EXERCISE: Take the line that has "What's the underlying" in it and every line after it to the end of the entries, and reproduce them exactly.
+++++
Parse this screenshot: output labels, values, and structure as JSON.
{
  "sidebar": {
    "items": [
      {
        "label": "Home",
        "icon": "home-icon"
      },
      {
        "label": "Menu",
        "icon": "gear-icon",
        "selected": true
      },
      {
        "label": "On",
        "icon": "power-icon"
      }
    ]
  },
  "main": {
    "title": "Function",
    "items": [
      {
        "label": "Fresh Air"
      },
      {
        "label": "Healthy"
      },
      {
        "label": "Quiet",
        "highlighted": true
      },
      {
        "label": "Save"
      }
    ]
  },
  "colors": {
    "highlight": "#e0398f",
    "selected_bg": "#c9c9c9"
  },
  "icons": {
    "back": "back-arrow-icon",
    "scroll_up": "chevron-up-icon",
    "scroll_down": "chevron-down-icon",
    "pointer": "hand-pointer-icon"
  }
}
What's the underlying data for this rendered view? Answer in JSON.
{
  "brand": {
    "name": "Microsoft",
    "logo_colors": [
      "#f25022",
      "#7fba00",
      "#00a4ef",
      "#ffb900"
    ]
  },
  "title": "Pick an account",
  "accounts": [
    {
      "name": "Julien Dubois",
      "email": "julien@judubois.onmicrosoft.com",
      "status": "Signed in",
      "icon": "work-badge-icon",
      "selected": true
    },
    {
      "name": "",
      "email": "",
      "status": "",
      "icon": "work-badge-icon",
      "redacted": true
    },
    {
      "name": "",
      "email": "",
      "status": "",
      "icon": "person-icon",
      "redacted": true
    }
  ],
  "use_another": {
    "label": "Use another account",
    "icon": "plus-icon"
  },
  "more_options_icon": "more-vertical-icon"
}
+++++
TASK RESULT:
What's the underlying data for this rendered view? Answer in JSON.
{
  "brand": {
    "name": "Microsoft",
    "logo_colors": [
      "#f25022",
      "#7fba00",
      "#00a4ef",
      "#ffb900"
    ]
  },
  "title": "Pick an account",
  "accounts": [
    {
      "name": "Julien Dubois",
      "email": "julien@judubois.onmicrosoft.com",
      "status": "Signed in",
      "icon": "work-badge-icon",
      "selected": true
    },
    {
      "name": "",
      "email": "",
      "status": "",
      "icon": "work-badge-icon",
      "redacted": true
    },
    {
      "name": "",
      "email": "",
      "status": "",
      "icon": "person-icon",
      "redacted": true
    }
  ],
  "use_another": {
    "label": "Use another account",
    "icon": "plus-icon"
  },
  "more_options_icon": "more-vertical-icon"
}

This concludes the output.